Omit every picture, then give all the entries again exactly.

Start of RECORD SET

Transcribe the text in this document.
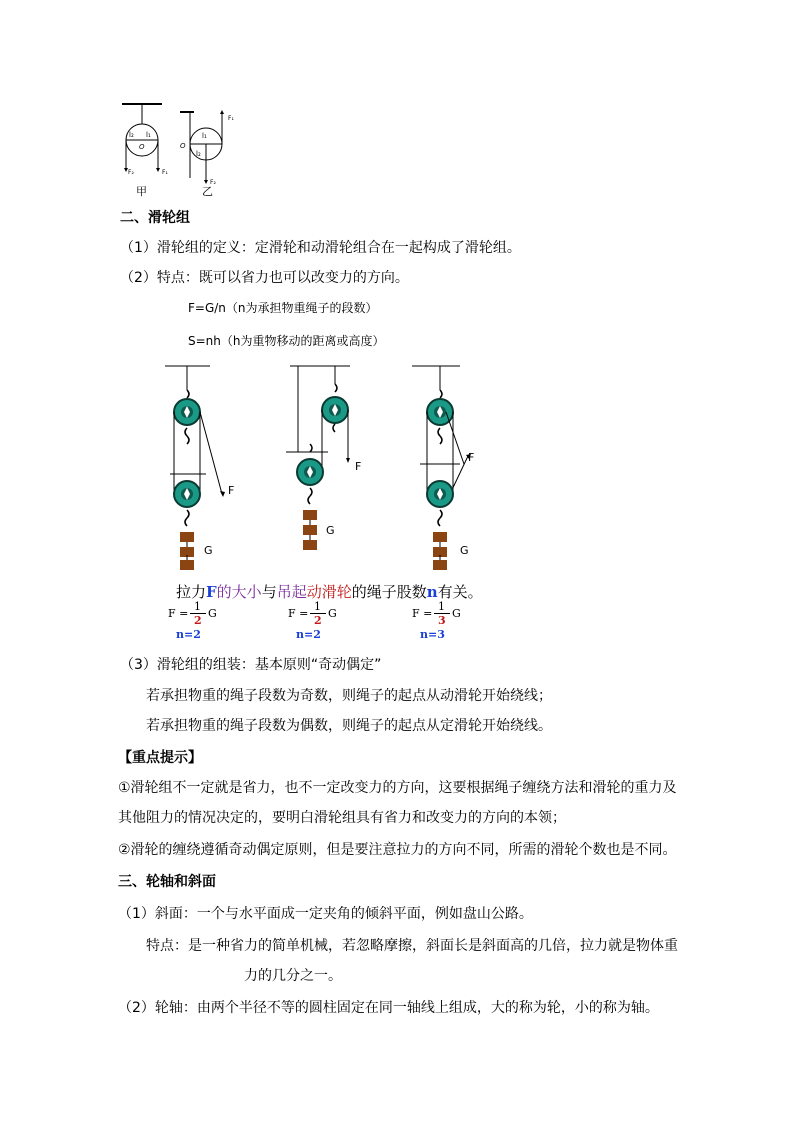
l₂ l₁
O
F₂	F₁
O
l₁
l₂
F₁
F₂
甲	乙
二、滑轮组
（1）滑轮组的定义：定滑轮和动滑轮组合在一起构成了滑轮组。
（2）特点：既可以省力也可以改变力的方向。
F=G/n（n为承担物重绳子的段数）
S=nh（h为重物移动的距离或高度）
F
F
G
F
G	G
拉力F的大小与吊起动滑轮的绳子股数n有关。
F =
1
2
G
n=2
F =
1
2
G
n=2
F =
1
3
G
n=3
（3）滑轮组的组装：基本原则“奇动偶定”
若承担物重的绳子段数为奇数，则绳子的起点从动滑轮开始绕线；
若承担物重的绳子段数为偶数，则绳子的起点从定滑轮开始绕线。
【重点提示】
①滑轮组不一定就是省力，也不一定改变力的方向，这要根据绳子缠绕方法和滑轮的重力及
其他阻力的情况决定的，要明白滑轮组具有省力和改变力的方向的本领；
②滑轮的缠绕遵循奇动偶定原则，但是要注意拉力的方向不同，所需的滑轮个数也是不同。
三、轮轴和斜面
（1）斜面：一个与水平面成一定夹角的倾斜平面，例如盘山公路。
特点：是一种省力的简单机械，若忽略摩擦，斜面长是斜面高的几倍，拉力就是物体重
力的几分之一。
（2）轮轴：由两个半径不等的圆柱固定在同一轴线上组成，大的称为轮，小的称为轴。
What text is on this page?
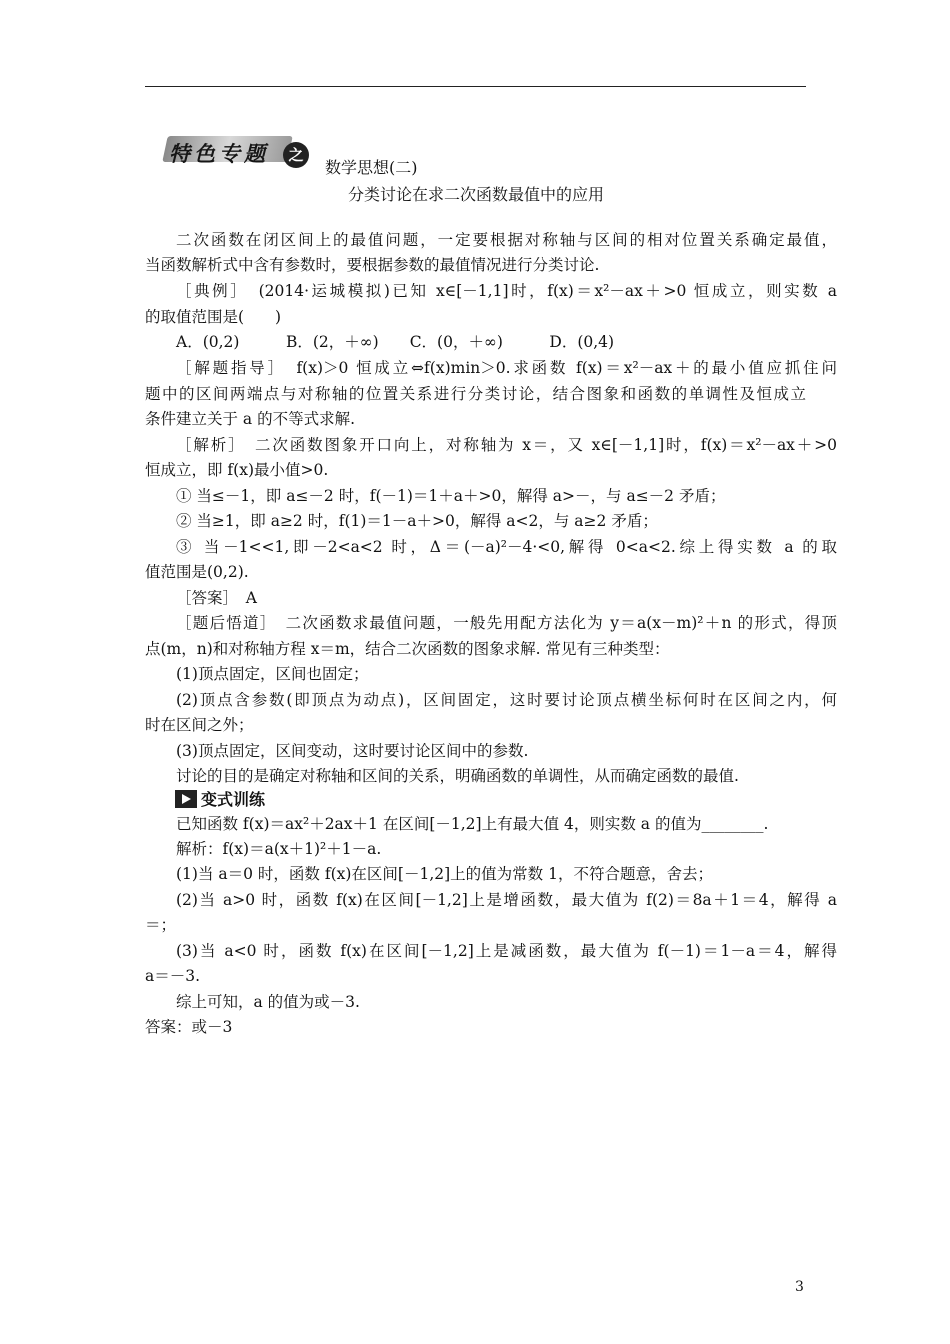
特色专题	之
数学思想(二)
分类讨论在求二次函数最值中的应用
二次函数在闭区间上的最值问题，一定要根据对称轴与区间的相对位置关系确定最值，
当函数解析式中含有参数时，要根据参数的最值情况进行分类讨论.
［典例］　(2014·运城模拟)已知 x∈[－1,1]时，f(x)＝x²－ax＋>0 恒成立，则实数 a
的取值范围是(　　)
A．(0,2)　　　B．(2，＋∞)　　C．(0，＋∞)　　　D．(0,4)
［解题指导］　f(x)＞0 恒成立⇔f(x)min＞0.求函数 f(x)＝x²－ax＋的最小值应抓住问
题中的区间两端点与对称轴的位置关系进行分类讨论，结合图象和函数的单调性及恒成立
条件建立关于 a 的不等式求解.
［解析］　二次函数图象开口向上，对称轴为 x＝，又 x∈[－1,1]时，f(x)＝x²－ax＋>0
恒成立，即 f(x)最小值>0.
① 当≤－1，即 a≤－2 时，f(－1)＝1＋a＋>0，解得 a>－，与 a≤－2 矛盾；
② 当≥1，即 a≥2 时，f(1)＝1－a＋>0，解得 a<2，与 a≥2 矛盾；
③ 当－1<<1,即－2<a<2 时，Δ＝(－a)²－4·<0,解得 0<a<2.综上得实数 a 的取
值范围是(0,2).
［答案］　A
［题后悟道］　二次函数求最值问题，一般先用配方法化为 y＝a(x－m)²＋n 的形式，得顶
点(m，n)和对称轴方程 x＝m，结合二次函数的图象求解. 常见有三种类型：
(1)顶点固定，区间也固定；
(2)顶点含参数(即顶点为动点)，区间固定，这时要讨论顶点横坐标何时在区间之内，何
时在区间之外；
(3)顶点固定，区间变动，这时要讨论区间中的参数.
讨论的目的是确定对称轴和区间的关系，明确函数的单调性，从而确定函数的最值.
变式训练
已知函数 f(x)＝ax²＋2ax＋1 在区间[－1,2]上有最大值 4，则实数 a 的值为________.
解析：f(x)＝a(x＋1)²＋1－a.
(1)当 a＝0 时，函数 f(x)在区间[－1,2]上的值为常数 1，不符合题意，舍去；
(2)当 a>0 时，函数 f(x)在区间[－1,2]上是增函数，最大值为 f(2)＝8a＋1＝4，解得 a
＝；
(3)当 a<0 时，函数 f(x)在区间[－1,2]上是减函数，最大值为 f(－1)＝1－a＝4，解得
a＝－3.
综上可知，a 的值为或－3.
答案：或－3
3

End of RECORD SET

• [REPLY]
Transcribe the text in this document.
l₂ l₁
O
F₂	F₁
O
l₁
l₂
F₁
F₂
甲	乙
二、滑轮组
（1）滑轮组的定义：定滑轮和动滑轮组合在一起构成了滑轮组。
（2）特点：既可以省力也可以改变力的方向。
F=G/n（n为承担物重绳子的段数）
S=nh（h为重物移动的距离或高度）
F
F
G
F
G	G
拉力F的大小与吊起动滑轮的绳子股数n有关。
F =
1
2
G
n=2
F =
1
2
G
n=2
F =
1
3
G
n=3
（3）滑轮组的组装：基本原则“奇动偶定”
若承担物重的绳子段数为奇数，则绳子的起点从动滑轮开始绕线；
若承担物重的绳子段数为偶数，则绳子的起点从定滑轮开始绕线。
【重点提示】
①滑轮组不一定就是省力，也不一定改变力的方向，这要根据绳子缠绕方法和滑轮的重力及
其他阻力的情况决定的，要明白滑轮组具有省力和改变力的方向的本领；
②滑轮的缠绕遵循奇动偶定原则，但是要注意拉力的方向不同，所需的滑轮个数也是不同。
三、轮轴和斜面
（1）斜面：一个与水平面成一定夹角的倾斜平面，例如盘山公路。
特点：是一种省力的简单机械，若忽略摩擦，斜面长是斜面高的几倍，拉力就是物体重
力的几分之一。
（2）轮轴：由两个半径不等的圆柱固定在同一轴线上组成，大的称为轮，小的称为轴。
What text is on this page?
特色专题	之
数学思想(二)
分类讨论在求二次函数最值中的应用
二次函数在闭区间上的最值问题，一定要根据对称轴与区间的相对位置关系确定最值，
当函数解析式中含有参数时，要根据参数的最值情况进行分类讨论.
［典例］　(2014·运城模拟)已知 x∈[－1,1]时，f(x)＝x²－ax＋>0 恒成立，则实数 a
的取值范围是(　　)
A．(0,2)　　　B．(2，＋∞)　　C．(0，＋∞)　　　D．(0,4)
［解题指导］　f(x)＞0 恒成立⇔f(x)min＞0.求函数 f(x)＝x²－ax＋的最小值应抓住问
题中的区间两端点与对称轴的位置关系进行分类讨论，结合图象和函数的单调性及恒成立
条件建立关于 a 的不等式求解.
［解析］　二次函数图象开口向上，对称轴为 x＝，又 x∈[－1,1]时，f(x)＝x²－ax＋>0
恒成立，即 f(x)最小值>0.
① 当≤－1，即 a≤－2 时，f(－1)＝1＋a＋>0，解得 a>－，与 a≤－2 矛盾；
② 当≥1，即 a≥2 时，f(1)＝1－a＋>0，解得 a<2，与 a≥2 矛盾；
③ 当－1<<1,即－2<a<2 时，Δ＝(－a)²－4·<0,解得 0<a<2.综上得实数 a 的取
值范围是(0,2).
［答案］　A
［题后悟道］　二次函数求最值问题，一般先用配方法化为 y＝a(x－m)²＋n 的形式，得顶
点(m，n)和对称轴方程 x＝m，结合二次函数的图象求解. 常见有三种类型：
(1)顶点固定，区间也固定；
(2)顶点含参数(即顶点为动点)，区间固定，这时要讨论顶点横坐标何时在区间之内，何
时在区间之外；
(3)顶点固定，区间变动，这时要讨论区间中的参数.
讨论的目的是确定对称轴和区间的关系，明确函数的单调性，从而确定函数的最值.
变式训练
已知函数 f(x)＝ax²＋2ax＋1 在区间[－1,2]上有最大值 4，则实数 a 的值为________.
解析：f(x)＝a(x＋1)²＋1－a.
(1)当 a＝0 时，函数 f(x)在区间[－1,2]上的值为常数 1，不符合题意，舍去；
(2)当 a>0 时，函数 f(x)在区间[－1,2]上是增函数，最大值为 f(2)＝8a＋1＝4，解得 a
＝；
(3)当 a<0 时，函数 f(x)在区间[－1,2]上是减函数，最大值为 f(－1)＝1－a＝4，解得
a＝－3.
综上可知，a 的值为或－3.
答案：或－3
3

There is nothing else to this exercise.